§ **WRITTEN PROBLEM**
Go through the material below and copy each line where the word "специалистов" appears.

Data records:

════════════════════

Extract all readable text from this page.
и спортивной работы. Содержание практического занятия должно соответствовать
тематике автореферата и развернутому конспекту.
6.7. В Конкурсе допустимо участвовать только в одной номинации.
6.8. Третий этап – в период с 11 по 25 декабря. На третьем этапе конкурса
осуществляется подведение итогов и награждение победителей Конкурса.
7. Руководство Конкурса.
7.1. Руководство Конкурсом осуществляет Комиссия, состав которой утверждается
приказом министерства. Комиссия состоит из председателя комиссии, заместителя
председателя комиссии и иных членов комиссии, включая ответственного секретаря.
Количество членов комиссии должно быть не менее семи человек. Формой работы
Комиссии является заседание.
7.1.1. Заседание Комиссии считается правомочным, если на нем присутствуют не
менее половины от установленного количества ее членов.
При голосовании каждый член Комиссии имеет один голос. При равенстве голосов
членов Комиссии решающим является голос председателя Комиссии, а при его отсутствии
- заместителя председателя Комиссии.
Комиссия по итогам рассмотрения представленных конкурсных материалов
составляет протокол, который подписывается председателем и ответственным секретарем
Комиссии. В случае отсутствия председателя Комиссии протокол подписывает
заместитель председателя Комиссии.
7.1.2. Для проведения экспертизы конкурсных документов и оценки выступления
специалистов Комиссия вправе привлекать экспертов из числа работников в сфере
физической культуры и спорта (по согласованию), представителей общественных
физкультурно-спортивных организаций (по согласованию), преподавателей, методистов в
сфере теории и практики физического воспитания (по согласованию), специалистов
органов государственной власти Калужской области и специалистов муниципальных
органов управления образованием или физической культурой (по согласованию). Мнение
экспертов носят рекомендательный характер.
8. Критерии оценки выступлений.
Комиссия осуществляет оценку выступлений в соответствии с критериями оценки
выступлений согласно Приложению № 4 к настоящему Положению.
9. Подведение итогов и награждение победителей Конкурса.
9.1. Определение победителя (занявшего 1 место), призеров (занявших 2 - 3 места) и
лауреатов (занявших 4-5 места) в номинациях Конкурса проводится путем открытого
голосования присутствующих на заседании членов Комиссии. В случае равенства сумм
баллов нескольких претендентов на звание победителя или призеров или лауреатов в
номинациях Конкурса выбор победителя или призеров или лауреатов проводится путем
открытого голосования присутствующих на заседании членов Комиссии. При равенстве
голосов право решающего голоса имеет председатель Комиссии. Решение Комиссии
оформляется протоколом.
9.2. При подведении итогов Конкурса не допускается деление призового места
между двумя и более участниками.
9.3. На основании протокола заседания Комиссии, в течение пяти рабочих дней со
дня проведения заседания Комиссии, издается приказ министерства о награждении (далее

════════════════════

§ **REPLY**
специалистов Комиссия вправе привлекать экспертов из числа работников в сфере
сфере теории и практики физического воспитания (по согласованию), специалистов
органов государственной власти Калужской области и специалистов муниципальных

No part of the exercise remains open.